__Objective__
In the entries that follow, identify the line containing "What does this" and return it together with all later lines, exactly as they appear.

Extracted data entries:
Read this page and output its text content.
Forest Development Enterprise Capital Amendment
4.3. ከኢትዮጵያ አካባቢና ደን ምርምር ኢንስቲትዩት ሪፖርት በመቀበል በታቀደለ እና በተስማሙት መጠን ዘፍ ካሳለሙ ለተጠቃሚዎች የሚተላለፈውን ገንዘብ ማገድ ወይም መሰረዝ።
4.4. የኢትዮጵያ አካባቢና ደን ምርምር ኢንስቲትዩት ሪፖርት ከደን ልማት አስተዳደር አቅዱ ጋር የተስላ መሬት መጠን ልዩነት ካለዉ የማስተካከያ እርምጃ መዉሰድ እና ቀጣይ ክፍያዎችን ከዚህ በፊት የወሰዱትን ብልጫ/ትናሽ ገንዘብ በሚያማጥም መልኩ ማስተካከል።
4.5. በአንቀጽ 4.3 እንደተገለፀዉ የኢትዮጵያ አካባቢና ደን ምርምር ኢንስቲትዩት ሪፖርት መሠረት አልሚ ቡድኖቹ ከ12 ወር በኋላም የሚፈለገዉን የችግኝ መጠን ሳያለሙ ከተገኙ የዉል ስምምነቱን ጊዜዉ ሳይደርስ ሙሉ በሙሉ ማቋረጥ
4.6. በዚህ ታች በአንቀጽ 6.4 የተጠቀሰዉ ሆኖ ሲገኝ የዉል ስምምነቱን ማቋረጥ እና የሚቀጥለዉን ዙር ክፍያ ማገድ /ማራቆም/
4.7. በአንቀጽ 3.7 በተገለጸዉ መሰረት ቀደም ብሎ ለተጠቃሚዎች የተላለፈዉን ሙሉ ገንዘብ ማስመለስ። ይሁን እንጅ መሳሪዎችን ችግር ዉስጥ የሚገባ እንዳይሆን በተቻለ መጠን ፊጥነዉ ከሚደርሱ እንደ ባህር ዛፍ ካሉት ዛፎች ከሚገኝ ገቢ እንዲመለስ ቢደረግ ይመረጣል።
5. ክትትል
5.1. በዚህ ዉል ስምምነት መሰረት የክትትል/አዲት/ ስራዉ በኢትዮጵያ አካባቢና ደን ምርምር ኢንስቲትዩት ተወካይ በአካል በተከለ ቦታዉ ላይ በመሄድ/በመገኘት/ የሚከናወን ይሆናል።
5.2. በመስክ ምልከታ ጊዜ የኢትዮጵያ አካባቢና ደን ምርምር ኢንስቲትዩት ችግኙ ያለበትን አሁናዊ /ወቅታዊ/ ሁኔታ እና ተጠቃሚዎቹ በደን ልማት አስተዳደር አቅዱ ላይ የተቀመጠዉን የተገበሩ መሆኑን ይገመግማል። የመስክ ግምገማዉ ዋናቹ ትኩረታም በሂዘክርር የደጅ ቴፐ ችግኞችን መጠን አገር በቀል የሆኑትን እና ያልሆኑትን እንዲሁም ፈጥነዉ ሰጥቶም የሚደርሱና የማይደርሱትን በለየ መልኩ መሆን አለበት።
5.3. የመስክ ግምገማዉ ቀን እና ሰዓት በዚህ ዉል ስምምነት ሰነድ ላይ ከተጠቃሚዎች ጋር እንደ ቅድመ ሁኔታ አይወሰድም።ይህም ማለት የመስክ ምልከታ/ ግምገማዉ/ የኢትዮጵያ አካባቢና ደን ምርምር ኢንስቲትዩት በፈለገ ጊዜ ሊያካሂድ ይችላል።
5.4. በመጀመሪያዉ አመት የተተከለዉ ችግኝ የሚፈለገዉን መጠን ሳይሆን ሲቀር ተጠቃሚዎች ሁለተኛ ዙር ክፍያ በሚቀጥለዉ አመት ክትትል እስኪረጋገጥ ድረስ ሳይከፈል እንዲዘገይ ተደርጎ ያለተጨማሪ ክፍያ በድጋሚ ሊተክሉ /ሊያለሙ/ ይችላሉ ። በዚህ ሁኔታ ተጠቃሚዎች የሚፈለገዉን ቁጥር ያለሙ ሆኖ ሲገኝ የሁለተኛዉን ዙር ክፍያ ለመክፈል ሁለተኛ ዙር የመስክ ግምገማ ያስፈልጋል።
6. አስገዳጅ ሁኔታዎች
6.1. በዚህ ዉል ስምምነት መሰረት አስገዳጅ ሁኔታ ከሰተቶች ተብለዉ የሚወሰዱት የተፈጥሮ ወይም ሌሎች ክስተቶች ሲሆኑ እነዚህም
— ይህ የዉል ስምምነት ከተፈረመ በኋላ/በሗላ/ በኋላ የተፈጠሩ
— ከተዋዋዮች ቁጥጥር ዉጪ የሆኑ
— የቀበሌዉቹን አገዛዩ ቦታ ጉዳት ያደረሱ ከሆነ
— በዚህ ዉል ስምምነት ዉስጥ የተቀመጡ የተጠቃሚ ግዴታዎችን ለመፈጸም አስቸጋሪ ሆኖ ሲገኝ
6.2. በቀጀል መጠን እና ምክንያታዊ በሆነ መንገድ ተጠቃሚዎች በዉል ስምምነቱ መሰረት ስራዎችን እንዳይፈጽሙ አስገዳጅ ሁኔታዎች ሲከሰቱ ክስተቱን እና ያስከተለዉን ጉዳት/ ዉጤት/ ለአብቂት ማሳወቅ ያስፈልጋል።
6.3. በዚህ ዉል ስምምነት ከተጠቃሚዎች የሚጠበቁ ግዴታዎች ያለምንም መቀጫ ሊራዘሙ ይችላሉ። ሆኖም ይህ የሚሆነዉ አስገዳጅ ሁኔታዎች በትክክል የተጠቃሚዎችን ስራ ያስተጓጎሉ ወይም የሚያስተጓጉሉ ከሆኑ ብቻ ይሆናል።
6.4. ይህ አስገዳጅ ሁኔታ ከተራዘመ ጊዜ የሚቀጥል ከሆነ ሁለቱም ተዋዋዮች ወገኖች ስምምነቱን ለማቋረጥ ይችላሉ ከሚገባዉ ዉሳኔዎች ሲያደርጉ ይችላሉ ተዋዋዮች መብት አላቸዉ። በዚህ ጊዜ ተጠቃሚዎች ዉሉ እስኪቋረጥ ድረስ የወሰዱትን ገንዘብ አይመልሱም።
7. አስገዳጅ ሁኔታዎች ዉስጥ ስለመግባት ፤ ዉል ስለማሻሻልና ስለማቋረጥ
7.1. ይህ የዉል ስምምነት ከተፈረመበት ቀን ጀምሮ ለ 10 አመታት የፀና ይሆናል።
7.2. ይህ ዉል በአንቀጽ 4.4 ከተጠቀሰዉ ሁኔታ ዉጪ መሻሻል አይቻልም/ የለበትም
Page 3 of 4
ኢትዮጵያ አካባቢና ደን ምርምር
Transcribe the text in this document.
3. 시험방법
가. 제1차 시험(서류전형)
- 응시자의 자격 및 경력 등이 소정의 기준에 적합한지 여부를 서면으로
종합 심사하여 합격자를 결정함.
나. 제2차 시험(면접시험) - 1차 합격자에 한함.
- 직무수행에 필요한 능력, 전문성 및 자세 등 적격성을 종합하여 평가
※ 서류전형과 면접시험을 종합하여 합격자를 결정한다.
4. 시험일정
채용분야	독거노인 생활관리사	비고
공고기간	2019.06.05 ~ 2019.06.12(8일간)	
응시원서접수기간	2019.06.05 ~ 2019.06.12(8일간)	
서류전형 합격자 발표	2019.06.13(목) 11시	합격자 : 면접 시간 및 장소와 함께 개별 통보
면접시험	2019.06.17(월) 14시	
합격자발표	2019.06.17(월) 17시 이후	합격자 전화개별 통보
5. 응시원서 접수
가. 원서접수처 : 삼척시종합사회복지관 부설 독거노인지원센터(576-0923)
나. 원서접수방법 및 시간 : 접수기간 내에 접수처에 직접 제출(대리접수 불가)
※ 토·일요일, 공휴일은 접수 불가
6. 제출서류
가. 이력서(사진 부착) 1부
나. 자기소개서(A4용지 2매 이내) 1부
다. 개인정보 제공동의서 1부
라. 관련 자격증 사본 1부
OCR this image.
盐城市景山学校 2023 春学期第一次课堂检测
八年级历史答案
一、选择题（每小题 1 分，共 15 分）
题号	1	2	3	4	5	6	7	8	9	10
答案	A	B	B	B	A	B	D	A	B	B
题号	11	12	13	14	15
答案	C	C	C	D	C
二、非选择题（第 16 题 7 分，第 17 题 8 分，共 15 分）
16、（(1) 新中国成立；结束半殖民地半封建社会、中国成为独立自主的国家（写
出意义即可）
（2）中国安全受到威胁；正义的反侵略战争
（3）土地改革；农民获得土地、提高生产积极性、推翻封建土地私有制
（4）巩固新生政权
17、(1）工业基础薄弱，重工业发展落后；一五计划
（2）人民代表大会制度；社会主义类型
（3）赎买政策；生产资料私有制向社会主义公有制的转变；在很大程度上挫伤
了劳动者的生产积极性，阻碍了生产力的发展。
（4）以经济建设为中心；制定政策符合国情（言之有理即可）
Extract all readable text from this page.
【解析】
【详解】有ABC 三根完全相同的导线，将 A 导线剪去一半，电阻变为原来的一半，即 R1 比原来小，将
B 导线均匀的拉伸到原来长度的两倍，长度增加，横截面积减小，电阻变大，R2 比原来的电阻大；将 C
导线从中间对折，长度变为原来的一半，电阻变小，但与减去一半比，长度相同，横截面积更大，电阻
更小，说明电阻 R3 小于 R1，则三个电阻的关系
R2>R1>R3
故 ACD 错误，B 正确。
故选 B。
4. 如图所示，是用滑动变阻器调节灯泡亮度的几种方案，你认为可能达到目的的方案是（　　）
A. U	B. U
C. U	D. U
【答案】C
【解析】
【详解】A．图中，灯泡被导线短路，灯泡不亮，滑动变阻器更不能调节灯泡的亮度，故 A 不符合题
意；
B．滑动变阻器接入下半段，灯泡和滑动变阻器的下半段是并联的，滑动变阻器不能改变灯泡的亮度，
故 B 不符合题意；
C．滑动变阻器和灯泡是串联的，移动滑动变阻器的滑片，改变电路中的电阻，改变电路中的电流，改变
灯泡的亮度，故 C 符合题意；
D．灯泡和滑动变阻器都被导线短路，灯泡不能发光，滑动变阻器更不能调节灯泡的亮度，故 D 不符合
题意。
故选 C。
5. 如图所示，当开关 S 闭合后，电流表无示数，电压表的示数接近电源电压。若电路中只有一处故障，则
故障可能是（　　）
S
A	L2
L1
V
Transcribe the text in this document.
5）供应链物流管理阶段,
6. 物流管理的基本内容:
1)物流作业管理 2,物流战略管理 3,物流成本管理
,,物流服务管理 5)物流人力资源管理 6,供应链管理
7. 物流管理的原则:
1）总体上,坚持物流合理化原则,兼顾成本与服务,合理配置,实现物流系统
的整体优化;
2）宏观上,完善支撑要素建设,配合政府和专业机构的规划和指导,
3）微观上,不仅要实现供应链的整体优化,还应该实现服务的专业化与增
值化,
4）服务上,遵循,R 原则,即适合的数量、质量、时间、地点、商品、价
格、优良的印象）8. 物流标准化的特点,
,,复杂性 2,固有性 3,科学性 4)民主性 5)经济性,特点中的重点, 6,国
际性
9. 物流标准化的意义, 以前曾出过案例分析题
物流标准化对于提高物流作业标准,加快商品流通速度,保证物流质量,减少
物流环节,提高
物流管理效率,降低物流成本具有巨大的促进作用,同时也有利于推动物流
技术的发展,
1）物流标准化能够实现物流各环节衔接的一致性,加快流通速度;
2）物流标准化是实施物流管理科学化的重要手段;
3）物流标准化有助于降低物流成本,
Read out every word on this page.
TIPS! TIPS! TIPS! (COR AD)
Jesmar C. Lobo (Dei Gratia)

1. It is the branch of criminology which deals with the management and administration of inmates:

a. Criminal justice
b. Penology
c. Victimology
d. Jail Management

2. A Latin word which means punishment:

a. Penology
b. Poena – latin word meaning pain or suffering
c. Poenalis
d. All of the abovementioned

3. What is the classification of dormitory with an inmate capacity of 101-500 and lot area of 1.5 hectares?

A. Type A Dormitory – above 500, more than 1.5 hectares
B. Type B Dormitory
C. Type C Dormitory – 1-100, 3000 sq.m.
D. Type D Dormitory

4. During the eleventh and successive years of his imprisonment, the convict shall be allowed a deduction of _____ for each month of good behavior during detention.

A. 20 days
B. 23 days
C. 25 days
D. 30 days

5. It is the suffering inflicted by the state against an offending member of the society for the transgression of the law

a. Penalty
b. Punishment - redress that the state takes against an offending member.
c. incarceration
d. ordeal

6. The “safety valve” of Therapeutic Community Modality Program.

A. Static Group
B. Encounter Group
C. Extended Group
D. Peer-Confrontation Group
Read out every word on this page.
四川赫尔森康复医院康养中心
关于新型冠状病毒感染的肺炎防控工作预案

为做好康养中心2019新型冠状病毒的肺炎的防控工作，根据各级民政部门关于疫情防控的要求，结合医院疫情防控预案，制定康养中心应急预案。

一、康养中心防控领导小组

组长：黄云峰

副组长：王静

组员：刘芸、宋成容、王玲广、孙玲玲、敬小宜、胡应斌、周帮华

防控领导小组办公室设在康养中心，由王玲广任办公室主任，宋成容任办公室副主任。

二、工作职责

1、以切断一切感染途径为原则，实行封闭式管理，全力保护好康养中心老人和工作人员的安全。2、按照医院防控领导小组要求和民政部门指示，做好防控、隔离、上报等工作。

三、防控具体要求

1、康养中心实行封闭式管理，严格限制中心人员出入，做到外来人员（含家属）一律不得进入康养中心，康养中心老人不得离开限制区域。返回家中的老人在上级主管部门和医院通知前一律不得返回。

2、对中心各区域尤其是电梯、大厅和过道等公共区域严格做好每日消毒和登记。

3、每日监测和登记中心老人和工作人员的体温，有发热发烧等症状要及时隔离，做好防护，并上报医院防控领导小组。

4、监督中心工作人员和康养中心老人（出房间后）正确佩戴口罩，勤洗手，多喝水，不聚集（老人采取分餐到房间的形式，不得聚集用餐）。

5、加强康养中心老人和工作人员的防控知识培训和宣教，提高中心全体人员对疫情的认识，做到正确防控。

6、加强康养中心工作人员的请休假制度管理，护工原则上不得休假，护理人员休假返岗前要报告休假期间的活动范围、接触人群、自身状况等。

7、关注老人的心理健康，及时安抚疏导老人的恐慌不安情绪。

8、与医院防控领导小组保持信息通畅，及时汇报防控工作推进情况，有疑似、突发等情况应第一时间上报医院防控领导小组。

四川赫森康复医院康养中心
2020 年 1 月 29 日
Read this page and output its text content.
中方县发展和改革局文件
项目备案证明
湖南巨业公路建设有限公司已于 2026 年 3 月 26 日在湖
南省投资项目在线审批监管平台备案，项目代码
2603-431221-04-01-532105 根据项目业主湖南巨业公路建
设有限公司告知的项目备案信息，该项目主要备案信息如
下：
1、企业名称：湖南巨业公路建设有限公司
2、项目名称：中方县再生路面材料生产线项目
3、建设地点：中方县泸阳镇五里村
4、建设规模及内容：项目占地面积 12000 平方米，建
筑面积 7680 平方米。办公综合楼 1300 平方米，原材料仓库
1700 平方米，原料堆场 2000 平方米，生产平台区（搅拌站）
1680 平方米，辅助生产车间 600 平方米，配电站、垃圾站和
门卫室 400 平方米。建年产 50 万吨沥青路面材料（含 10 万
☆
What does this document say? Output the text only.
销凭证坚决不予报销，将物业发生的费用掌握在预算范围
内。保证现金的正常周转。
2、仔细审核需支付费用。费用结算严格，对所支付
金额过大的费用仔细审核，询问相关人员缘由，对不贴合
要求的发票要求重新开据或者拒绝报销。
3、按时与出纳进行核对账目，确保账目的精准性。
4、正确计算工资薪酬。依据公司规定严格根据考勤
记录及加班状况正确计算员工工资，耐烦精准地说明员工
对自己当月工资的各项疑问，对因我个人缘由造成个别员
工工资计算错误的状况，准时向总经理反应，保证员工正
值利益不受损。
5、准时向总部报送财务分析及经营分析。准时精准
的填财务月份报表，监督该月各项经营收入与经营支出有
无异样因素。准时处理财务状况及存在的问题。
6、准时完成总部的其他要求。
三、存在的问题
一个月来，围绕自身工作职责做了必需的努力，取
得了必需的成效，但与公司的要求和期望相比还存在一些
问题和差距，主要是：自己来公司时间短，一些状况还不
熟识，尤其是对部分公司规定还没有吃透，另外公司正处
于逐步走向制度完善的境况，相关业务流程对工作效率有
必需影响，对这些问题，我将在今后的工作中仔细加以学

__The response__
What does this document say? Output the text only.
销凭证坚决不予报销，将物业发生的费用掌握在预算范围
内。保证现金的正常周转。
2、仔细审核需支付费用。费用结算严格，对所支付
金额过大的费用仔细审核，询问相关人员缘由，对不贴合
要求的发票要求重新开据或者拒绝报销。
3、按时与出纳进行核对账目，确保账目的精准性。
4、正确计算工资薪酬。依据公司规定严格根据考勤
记录及加班状况正确计算员工工资，耐烦精准地说明员工
对自己当月工资的各项疑问，对因我个人缘由造成个别员
工工资计算错误的状况，准时向总经理反应，保证员工正
值利益不受损。
5、准时向总部报送财务分析及经营分析。准时精准
的填财务月份报表，监督该月各项经营收入与经营支出有
无异样因素。准时处理财务状况及存在的问题。
6、准时完成总部的其他要求。
三、存在的问题
一个月来，围绕自身工作职责做了必需的努力，取
得了必需的成效，但与公司的要求和期望相比还存在一些
问题和差距，主要是：自己来公司时间短，一些状况还不
熟识，尤其是对部分公司规定还没有吃透，另外公司正处
于逐步走向制度完善的境况，相关业务流程对工作效率有
必需影响，对这些问题，我将在今后的工作中仔细加以学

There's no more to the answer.